[Chart and figure data]
★ ★ ★

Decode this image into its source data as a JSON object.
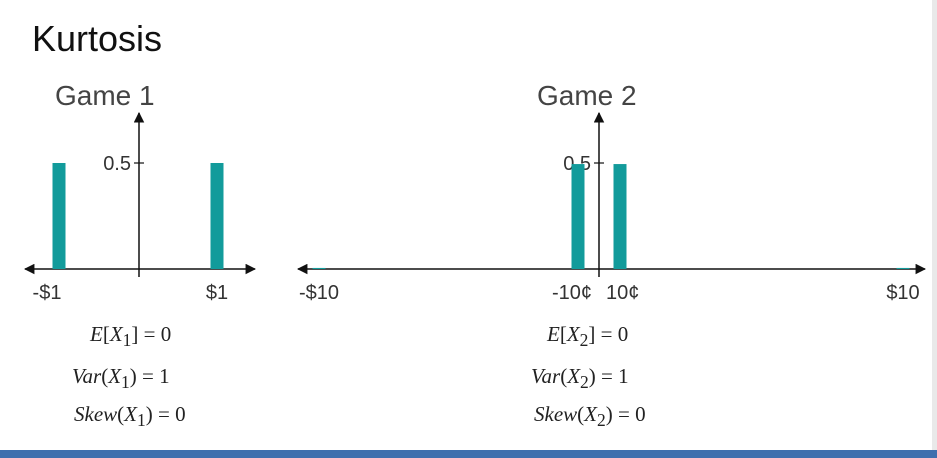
{
  "slide": {
    "title": "Kurtosis"
  },
  "colors": {
    "bar": "#129b9b",
    "axis": "#111111",
    "footer": "#3f6fae"
  },
  "chart_data": [
    {
      "type": "bar",
      "title": "Game 1",
      "x": [
        -1,
        1
      ],
      "tick_labels": [
        "-$1",
        "$1"
      ],
      "values": [
        0.5,
        0.5
      ],
      "yticks": [
        0.5
      ],
      "ytick_labels": [
        "0.5"
      ],
      "xlim": [
        -1.15,
        1.15
      ],
      "ylim": [
        0,
        0.6
      ],
      "formulas": {
        "expectation": "E[X1] = 0",
        "variance": "Var(X1) = 1",
        "skewness": "Skew(X1) = 0"
      }
    },
    {
      "type": "bar",
      "title": "Game 2",
      "x": [
        -10,
        -0.1,
        0.1,
        10
      ],
      "tick_labels": [
        "-$10",
        "-10¢",
        "10¢",
        "$10"
      ],
      "values": [
        0.005,
        0.495,
        0.495,
        0.005
      ],
      "yticks": [
        0.5
      ],
      "ytick_labels": [
        "0.5"
      ],
      "xlim": [
        -10.3,
        10.3
      ],
      "ylim": [
        0,
        0.6
      ],
      "formulas": {
        "expectation": "E[X2] = 0",
        "variance": "Var(X2) = 1",
        "skewness": "Skew(X2) = 0"
      }
    }
  ]
}
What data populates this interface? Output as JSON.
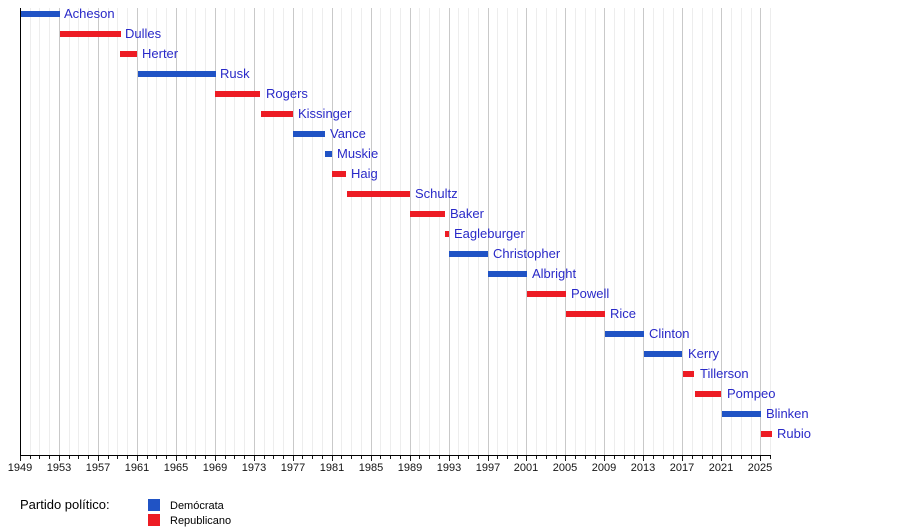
{
  "chart_data": {
    "type": "bar",
    "variant": "gantt-timeline",
    "title": "",
    "xlabel": "",
    "ylabel": "",
    "grid": true,
    "legend_position": "bottom-left",
    "x_axis": {
      "min": 1949,
      "max": 2026,
      "major_tick_interval": 4,
      "minor_tick_interval": 1,
      "tick_labels": [
        "1949",
        "1953",
        "1957",
        "1961",
        "1965",
        "1969",
        "1973",
        "1977",
        "1981",
        "1985",
        "1989",
        "1993",
        "1997",
        "2001",
        "2005",
        "2009",
        "2013",
        "2017",
        "2021",
        "2025"
      ]
    },
    "party_colors": {
      "Demócrata": "#2053c5",
      "Republicano": "#ed1c24"
    },
    "label_color": "#2929c8",
    "bars": [
      {
        "name": "Acheson",
        "party": "Demócrata",
        "start": 1949.07,
        "end": 1953.05
      },
      {
        "name": "Dulles",
        "party": "Republicano",
        "start": 1953.07,
        "end": 1959.3
      },
      {
        "name": "Herter",
        "party": "Republicano",
        "start": 1959.3,
        "end": 1961.05
      },
      {
        "name": "Rusk",
        "party": "Demócrata",
        "start": 1961.07,
        "end": 1969.05
      },
      {
        "name": "Rogers",
        "party": "Republicano",
        "start": 1969.07,
        "end": 1973.7
      },
      {
        "name": "Kissinger",
        "party": "Republicano",
        "start": 1973.73,
        "end": 1977.05
      },
      {
        "name": "Vance",
        "party": "Demócrata",
        "start": 1977.07,
        "end": 1980.33
      },
      {
        "name": "Muskie",
        "party": "Demócrata",
        "start": 1980.35,
        "end": 1981.05
      },
      {
        "name": "Haig",
        "party": "Republicano",
        "start": 1981.07,
        "end": 1982.52
      },
      {
        "name": "Schultz",
        "party": "Republicano",
        "start": 1982.54,
        "end": 1989.05
      },
      {
        "name": "Baker",
        "party": "Republicano",
        "start": 1989.07,
        "end": 1992.63
      },
      {
        "name": "Eagleburger",
        "party": "Republicano",
        "start": 1992.63,
        "end": 1993.05
      },
      {
        "name": "Christopher",
        "party": "Demócrata",
        "start": 1993.07,
        "end": 1997.05
      },
      {
        "name": "Albright",
        "party": "Demócrata",
        "start": 1997.07,
        "end": 2001.05
      },
      {
        "name": "Powell",
        "party": "Republicano",
        "start": 2001.07,
        "end": 2005.05
      },
      {
        "name": "Rice",
        "party": "Republicano",
        "start": 2005.07,
        "end": 2009.05
      },
      {
        "name": "Clinton",
        "party": "Demócrata",
        "start": 2009.07,
        "end": 2013.1
      },
      {
        "name": "Kerry",
        "party": "Demócrata",
        "start": 2013.1,
        "end": 2017.05
      },
      {
        "name": "Tillerson",
        "party": "Republicano",
        "start": 2017.07,
        "end": 2018.25
      },
      {
        "name": "Pompeo",
        "party": "Republicano",
        "start": 2018.33,
        "end": 2021.05
      },
      {
        "name": "Blinken",
        "party": "Demócrata",
        "start": 2021.07,
        "end": 2025.05
      },
      {
        "name": "Rubio",
        "party": "Republicano",
        "start": 2025.07,
        "end": 2026.2
      }
    ]
  },
  "legend": {
    "title": "Partido político:",
    "items": [
      {
        "label": "Demócrata",
        "color": "#2053c5"
      },
      {
        "label": "Republicano",
        "color": "#ed1c24"
      }
    ]
  }
}
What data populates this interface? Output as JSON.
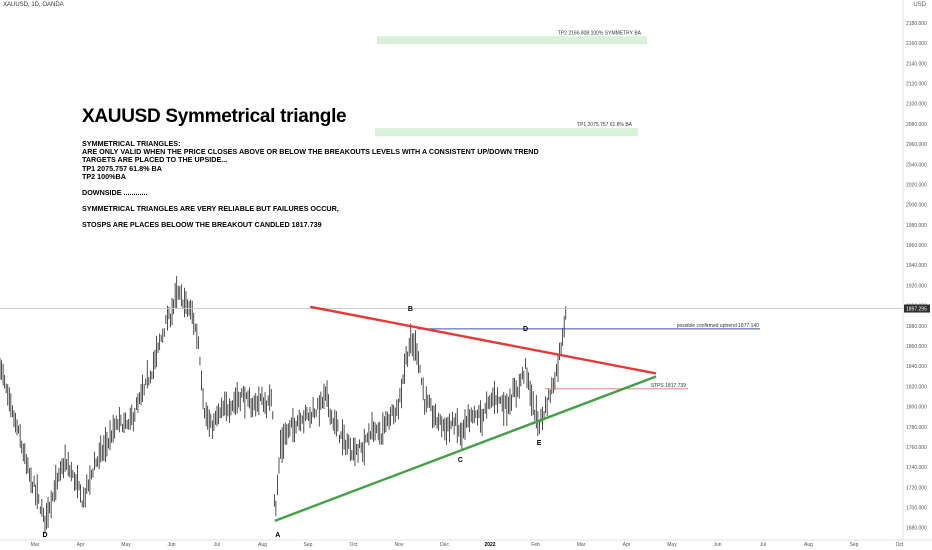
{
  "header": {
    "symbol": "XAUUSD, 1D, OANDA",
    "currency": "USD"
  },
  "chart_data": {
    "type": "candlestick",
    "symbol": "XAUUSD",
    "title": "XAUUSD  Symmetrical triangle",
    "notes": [
      "SYMMETRICAL TRIANGLES:",
      "ARE ONLY VALID WHEN THE PRICE CLOSES ABOVE OR BELOW THE BREAKOUTS LEVELS WITH A CONSISTENT  UP/DOWN TREND",
      "TARGETS ARE PLACED TO THE UPSIDE...",
      "TP1 2075.757  61.8% BA",
      "TP2 100%BA",
      "",
      "DOWNSIDE ............",
      "",
      "SYMMETRICAL TRIANGLES ARE VERY RELIABLE BUT FAILURES OCCUR,",
      "",
      "STOSPS ARE PLACES BELOOW THE  BREAKOUT CANDLED 1817.739"
    ],
    "x_ticks": [
      "Mar",
      "Apr",
      "May",
      "Jun",
      "Jul",
      "Aug",
      "Sep",
      "Oct",
      "Nov",
      "Dec",
      "2022",
      "Feb",
      "Mar",
      "Apr",
      "May",
      "Jun",
      "Jul",
      "Aug",
      "Sep",
      "Oct"
    ],
    "y_ticks": [
      2180,
      2160,
      2140,
      2120,
      2100,
      2080,
      2060,
      2040,
      2020,
      2000,
      1980,
      1960,
      1940,
      1920,
      1900,
      1880,
      1860,
      1840,
      1820,
      1800,
      1780,
      1760,
      1740,
      1720,
      1700,
      1680
    ],
    "ylim": [
      1670,
      2195
    ],
    "last_price": "1897.295",
    "targets": [
      {
        "label": "TP2  2166.808 100% SYMMETRY BA",
        "price": 2163
      },
      {
        "label": "TP1  2075.757 61.8%  BA",
        "price": 2072
      }
    ],
    "lines": [
      {
        "label": "possible confirmed uptrend 1877.140",
        "price": 1877.14,
        "color": "#3f51b5"
      },
      {
        "label": "STPS 1817.739",
        "price": 1817.739,
        "color": "#e57373"
      }
    ],
    "points": [
      {
        "label": "D",
        "month": 0.22,
        "price": 1683
      },
      {
        "label": "A",
        "month": 5.27,
        "price": 1683
      },
      {
        "label": "B",
        "month": 8.25,
        "price": 1886
      },
      {
        "label": "C",
        "month": 9.35,
        "price": 1757
      },
      {
        "label": "D",
        "month": 10.78,
        "price": 1866
      },
      {
        "label": "E",
        "month": 11.08,
        "price": 1774
      }
    ],
    "trendlines": [
      {
        "name": "resistance",
        "from": [
          6.05,
          1899
        ],
        "to": [
          13.65,
          1833
        ],
        "color": "#e53935"
      },
      {
        "name": "support",
        "from": [
          5.27,
          1687
        ],
        "to": [
          13.65,
          1830
        ],
        "color": "#43a047"
      }
    ],
    "price_path": [
      [
        -0.8,
        1848
      ],
      [
        -0.55,
        1800
      ],
      [
        -0.35,
        1772
      ],
      [
        -0.15,
        1735
      ],
      [
        0.05,
        1712
      ],
      [
        0.2,
        1688
      ],
      [
        0.45,
        1720
      ],
      [
        0.65,
        1745
      ],
      [
        0.9,
        1726
      ],
      [
        1.05,
        1706
      ],
      [
        1.3,
        1742
      ],
      [
        1.6,
        1765
      ],
      [
        1.85,
        1785
      ],
      [
        2.05,
        1780
      ],
      [
        2.3,
        1805
      ],
      [
        2.6,
        1840
      ],
      [
        2.85,
        1880
      ],
      [
        3.0,
        1892
      ],
      [
        3.1,
        1912
      ],
      [
        3.25,
        1906
      ],
      [
        3.45,
        1892
      ],
      [
        3.6,
        1862
      ],
      [
        3.72,
        1798
      ],
      [
        3.85,
        1778
      ],
      [
        4.05,
        1792
      ],
      [
        4.3,
        1802
      ],
      [
        4.55,
        1812
      ],
      [
        4.75,
        1800
      ],
      [
        4.95,
        1808
      ],
      [
        5.1,
        1800
      ],
      [
        5.22,
        1812
      ],
      [
        5.27,
        1688
      ],
      [
        5.4,
        1762
      ],
      [
        5.6,
        1778
      ],
      [
        5.85,
        1790
      ],
      [
        6.05,
        1792
      ],
      [
        6.25,
        1800
      ],
      [
        6.4,
        1812
      ],
      [
        6.55,
        1786
      ],
      [
        6.75,
        1768
      ],
      [
        6.95,
        1758
      ],
      [
        7.2,
        1758
      ],
      [
        7.4,
        1778
      ],
      [
        7.6,
        1772
      ],
      [
        7.8,
        1792
      ],
      [
        8.0,
        1802
      ],
      [
        8.15,
        1848
      ],
      [
        8.25,
        1862
      ],
      [
        8.4,
        1858
      ],
      [
        8.55,
        1808
      ],
      [
        8.8,
        1788
      ],
      [
        9.05,
        1780
      ],
      [
        9.25,
        1784
      ],
      [
        9.35,
        1772
      ],
      [
        9.6,
        1790
      ],
      [
        9.85,
        1792
      ],
      [
        10.1,
        1812
      ],
      [
        10.35,
        1800
      ],
      [
        10.6,
        1818
      ],
      [
        10.78,
        1838
      ],
      [
        10.95,
        1800
      ],
      [
        11.08,
        1782
      ],
      [
        11.3,
        1810
      ],
      [
        11.45,
        1832
      ],
      [
        11.58,
        1866
      ],
      [
        11.68,
        1900
      ]
    ]
  }
}
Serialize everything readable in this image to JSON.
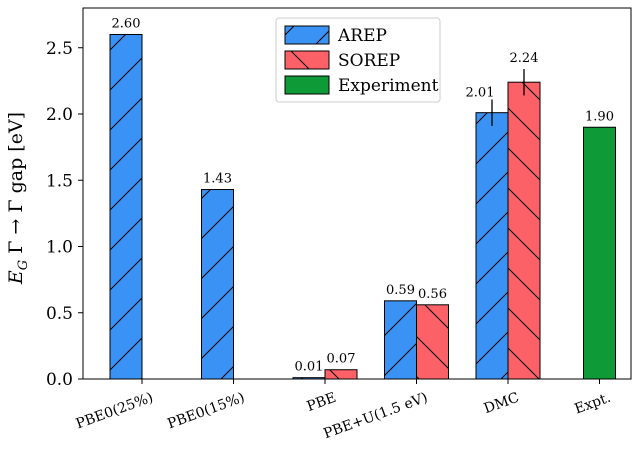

★ ★ ★

■ **TASK**:
Some lines of the data above may hold the word "skewness"; report how many do, and nothing else.

■ **CORRECT ANSWER**:
2